▶ Given task
Reproduce every entry in the listing without alteration.

▶ Dataset
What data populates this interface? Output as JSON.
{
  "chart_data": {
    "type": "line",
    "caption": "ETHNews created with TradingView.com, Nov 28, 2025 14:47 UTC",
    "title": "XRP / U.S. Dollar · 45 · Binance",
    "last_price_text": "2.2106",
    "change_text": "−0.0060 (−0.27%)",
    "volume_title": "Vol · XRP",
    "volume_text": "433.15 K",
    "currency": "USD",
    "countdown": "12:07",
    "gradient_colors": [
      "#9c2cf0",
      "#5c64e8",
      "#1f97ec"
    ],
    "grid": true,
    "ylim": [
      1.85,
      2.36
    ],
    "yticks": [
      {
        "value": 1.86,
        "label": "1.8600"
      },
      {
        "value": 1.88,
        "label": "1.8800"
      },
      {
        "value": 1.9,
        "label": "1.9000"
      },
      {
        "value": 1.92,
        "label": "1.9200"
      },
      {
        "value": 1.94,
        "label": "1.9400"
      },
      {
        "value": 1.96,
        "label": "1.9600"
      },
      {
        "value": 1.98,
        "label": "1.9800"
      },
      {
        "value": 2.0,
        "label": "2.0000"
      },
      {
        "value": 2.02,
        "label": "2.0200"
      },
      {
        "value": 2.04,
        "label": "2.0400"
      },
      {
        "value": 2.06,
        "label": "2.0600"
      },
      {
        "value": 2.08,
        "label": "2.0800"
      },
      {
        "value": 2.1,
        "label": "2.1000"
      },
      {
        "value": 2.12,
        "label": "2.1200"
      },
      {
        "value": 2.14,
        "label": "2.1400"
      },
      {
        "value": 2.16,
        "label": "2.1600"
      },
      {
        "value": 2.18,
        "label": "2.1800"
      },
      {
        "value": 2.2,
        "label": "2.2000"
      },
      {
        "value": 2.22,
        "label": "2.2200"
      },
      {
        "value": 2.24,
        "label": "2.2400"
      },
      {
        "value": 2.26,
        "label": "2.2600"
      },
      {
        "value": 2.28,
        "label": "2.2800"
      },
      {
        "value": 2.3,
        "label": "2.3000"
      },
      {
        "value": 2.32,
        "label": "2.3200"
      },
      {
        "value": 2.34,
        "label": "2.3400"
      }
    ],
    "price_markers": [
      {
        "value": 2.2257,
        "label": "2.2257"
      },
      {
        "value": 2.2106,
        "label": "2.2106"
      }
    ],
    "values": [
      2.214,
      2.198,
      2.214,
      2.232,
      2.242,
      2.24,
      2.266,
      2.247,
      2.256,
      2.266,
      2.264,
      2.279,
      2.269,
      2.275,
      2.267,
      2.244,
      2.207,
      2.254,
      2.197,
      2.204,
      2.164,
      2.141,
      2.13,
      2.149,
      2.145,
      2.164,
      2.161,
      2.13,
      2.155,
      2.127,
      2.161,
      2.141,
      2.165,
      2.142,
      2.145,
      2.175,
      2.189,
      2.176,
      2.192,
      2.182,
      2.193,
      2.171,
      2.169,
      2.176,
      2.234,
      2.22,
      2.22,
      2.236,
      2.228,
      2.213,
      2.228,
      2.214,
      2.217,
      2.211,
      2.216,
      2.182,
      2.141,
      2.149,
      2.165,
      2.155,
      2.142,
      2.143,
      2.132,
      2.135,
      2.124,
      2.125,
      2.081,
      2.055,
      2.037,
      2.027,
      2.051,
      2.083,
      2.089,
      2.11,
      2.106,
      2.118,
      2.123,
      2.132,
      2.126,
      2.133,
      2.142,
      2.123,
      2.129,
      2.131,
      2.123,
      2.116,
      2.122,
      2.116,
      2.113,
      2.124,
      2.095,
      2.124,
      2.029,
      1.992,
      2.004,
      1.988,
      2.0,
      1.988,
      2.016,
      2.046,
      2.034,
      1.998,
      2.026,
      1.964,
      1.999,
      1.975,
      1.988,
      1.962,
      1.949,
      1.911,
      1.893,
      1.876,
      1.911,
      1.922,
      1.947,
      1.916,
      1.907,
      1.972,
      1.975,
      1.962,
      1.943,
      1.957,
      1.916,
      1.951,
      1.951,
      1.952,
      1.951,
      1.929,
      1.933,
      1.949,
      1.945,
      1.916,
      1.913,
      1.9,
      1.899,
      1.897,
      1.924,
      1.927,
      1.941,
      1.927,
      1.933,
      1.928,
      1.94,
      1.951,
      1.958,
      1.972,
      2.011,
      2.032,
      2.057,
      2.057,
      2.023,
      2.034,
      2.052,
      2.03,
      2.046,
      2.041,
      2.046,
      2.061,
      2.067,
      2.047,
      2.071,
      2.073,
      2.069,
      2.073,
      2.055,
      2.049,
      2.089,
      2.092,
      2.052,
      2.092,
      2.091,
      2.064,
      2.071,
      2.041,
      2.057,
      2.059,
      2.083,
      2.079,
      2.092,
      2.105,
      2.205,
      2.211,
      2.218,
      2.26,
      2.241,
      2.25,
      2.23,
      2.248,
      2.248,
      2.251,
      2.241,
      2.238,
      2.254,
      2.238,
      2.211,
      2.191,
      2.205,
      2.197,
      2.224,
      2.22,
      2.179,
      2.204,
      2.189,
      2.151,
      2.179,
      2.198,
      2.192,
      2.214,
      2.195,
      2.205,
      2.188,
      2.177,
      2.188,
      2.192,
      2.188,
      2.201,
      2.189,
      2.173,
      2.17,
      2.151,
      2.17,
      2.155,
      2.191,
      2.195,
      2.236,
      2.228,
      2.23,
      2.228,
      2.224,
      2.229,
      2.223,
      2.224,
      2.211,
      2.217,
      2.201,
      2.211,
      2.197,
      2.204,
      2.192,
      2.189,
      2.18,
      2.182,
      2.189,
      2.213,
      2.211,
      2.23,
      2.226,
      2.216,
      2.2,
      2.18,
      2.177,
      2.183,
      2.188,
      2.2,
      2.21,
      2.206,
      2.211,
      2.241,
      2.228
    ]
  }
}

▶ Exercise response
What data populates this interface? Output as JSON.
{
  "chart_data": {
    "type": "line",
    "caption": "ETHNews created with TradingView.com, Nov 28, 2025 14:47 UTC",
    "title": "XRP / U.S. Dollar · 45 · Binance",
    "last_price_text": "2.2106",
    "change_text": "−0.0060 (−0.27%)",
    "volume_title": "Vol · XRP",
    "volume_text": "433.15 K",
    "currency": "USD",
    "countdown": "12:07",
    "gradient_colors": [
      "#9c2cf0",
      "#5c64e8",
      "#1f97ec"
    ],
    "grid": true,
    "ylim": [
      1.85,
      2.36
    ],
    "yticks": [
      {
        "value": 1.86,
        "label": "1.8600"
      },
      {
        "value": 1.88,
        "label": "1.8800"
      },
      {
        "value": 1.9,
        "label": "1.9000"
      },
      {
        "value": 1.92,
        "label": "1.9200"
      },
      {
        "value": 1.94,
        "label": "1.9400"
      },
      {
        "value": 1.96,
        "label": "1.9600"
      },
      {
        "value": 1.98,
        "label": "1.9800"
      },
      {
        "value": 2.0,
        "label": "2.0000"
      },
      {
        "value": 2.02,
        "label": "2.0200"
      },
      {
        "value": 2.04,
        "label": "2.0400"
      },
      {
        "value": 2.06,
        "label": "2.0600"
      },
      {
        "value": 2.08,
        "label": "2.0800"
      },
      {
        "value": 2.1,
        "label": "2.1000"
      },
      {
        "value": 2.12,
        "label": "2.1200"
      },
      {
        "value": 2.14,
        "label": "2.1400"
      },
      {
        "value": 2.16,
        "label": "2.1600"
      },
      {
        "value": 2.18,
        "label": "2.1800"
      },
      {
        "value": 2.2,
        "label": "2.2000"
      },
      {
        "value": 2.22,
        "label": "2.2200"
      },
      {
        "value": 2.24,
        "label": "2.2400"
      },
      {
        "value": 2.26,
        "label": "2.2600"
      },
      {
        "value": 2.28,
        "label": "2.2800"
      },
      {
        "value": 2.3,
        "label": "2.3000"
      },
      {
        "value": 2.32,
        "label": "2.3200"
      },
      {
        "value": 2.34,
        "label": "2.3400"
      }
    ],
    "price_markers": [
      {
        "value": 2.2257,
        "label": "2.2257"
      },
      {
        "value": 2.2106,
        "label": "2.2106"
      }
    ],
    "values": [
      2.214,
      2.198,
      2.214,
      2.232,
      2.242,
      2.24,
      2.266,
      2.247,
      2.256,
      2.266,
      2.264,
      2.279,
      2.269,
      2.275,
      2.267,
      2.244,
      2.207,
      2.254,
      2.197,
      2.204,
      2.164,
      2.141,
      2.13,
      2.149,
      2.145,
      2.164,
      2.161,
      2.13,
      2.155,
      2.127,
      2.161,
      2.141,
      2.165,
      2.142,
      2.145,
      2.175,
      2.189,
      2.176,
      2.192,
      2.182,
      2.193,
      2.171,
      2.169,
      2.176,
      2.234,
      2.22,
      2.22,
      2.236,
      2.228,
      2.213,
      2.228,
      2.214,
      2.217,
      2.211,
      2.216,
      2.182,
      2.141,
      2.149,
      2.165,
      2.155,
      2.142,
      2.143,
      2.132,
      2.135,
      2.124,
      2.125,
      2.081,
      2.055,
      2.037,
      2.027,
      2.051,
      2.083,
      2.089,
      2.11,
      2.106,
      2.118,
      2.123,
      2.132,
      2.126,
      2.133,
      2.142,
      2.123,
      2.129,
      2.131,
      2.123,
      2.116,
      2.122,
      2.116,
      2.113,
      2.124,
      2.095,
      2.124,
      2.029,
      1.992,
      2.004,
      1.988,
      2.0,
      1.988,
      2.016,
      2.046,
      2.034,
      1.998,
      2.026,
      1.964,
      1.999,
      1.975,
      1.988,
      1.962,
      1.949,
      1.911,
      1.893,
      1.876,
      1.911,
      1.922,
      1.947,
      1.916,
      1.907,
      1.972,
      1.975,
      1.962,
      1.943,
      1.957,
      1.916,
      1.951,
      1.951,
      1.952,
      1.951,
      1.929,
      1.933,
      1.949,
      1.945,
      1.916,
      1.913,
      1.9,
      1.899,
      1.897,
      1.924,
      1.927,
      1.941,
      1.927,
      1.933,
      1.928,
      1.94,
      1.951,
      1.958,
      1.972,
      2.011,
      2.032,
      2.057,
      2.057,
      2.023,
      2.034,
      2.052,
      2.03,
      2.046,
      2.041,
      2.046,
      2.061,
      2.067,
      2.047,
      2.071,
      2.073,
      2.069,
      2.073,
      2.055,
      2.049,
      2.089,
      2.092,
      2.052,
      2.092,
      2.091,
      2.064,
      2.071,
      2.041,
      2.057,
      2.059,
      2.083,
      2.079,
      2.092,
      2.105,
      2.205,
      2.211,
      2.218,
      2.26,
      2.241,
      2.25,
      2.23,
      2.248,
      2.248,
      2.251,
      2.241,
      2.238,
      2.254,
      2.238,
      2.211,
      2.191,
      2.205,
      2.197,
      2.224,
      2.22,
      2.179,
      2.204,
      2.189,
      2.151,
      2.179,
      2.198,
      2.192,
      2.214,
      2.195,
      2.205,
      2.188,
      2.177,
      2.188,
      2.192,
      2.188,
      2.201,
      2.189,
      2.173,
      2.17,
      2.151,
      2.17,
      2.155,
      2.191,
      2.195,
      2.236,
      2.228,
      2.23,
      2.228,
      2.224,
      2.229,
      2.223,
      2.224,
      2.211,
      2.217,
      2.201,
      2.211,
      2.197,
      2.204,
      2.192,
      2.189,
      2.18,
      2.182,
      2.189,
      2.213,
      2.211,
      2.23,
      2.226,
      2.216,
      2.2,
      2.18,
      2.177,
      2.183,
      2.188,
      2.2,
      2.21,
      2.206,
      2.211,
      2.241,
      2.228
    ]
  }
}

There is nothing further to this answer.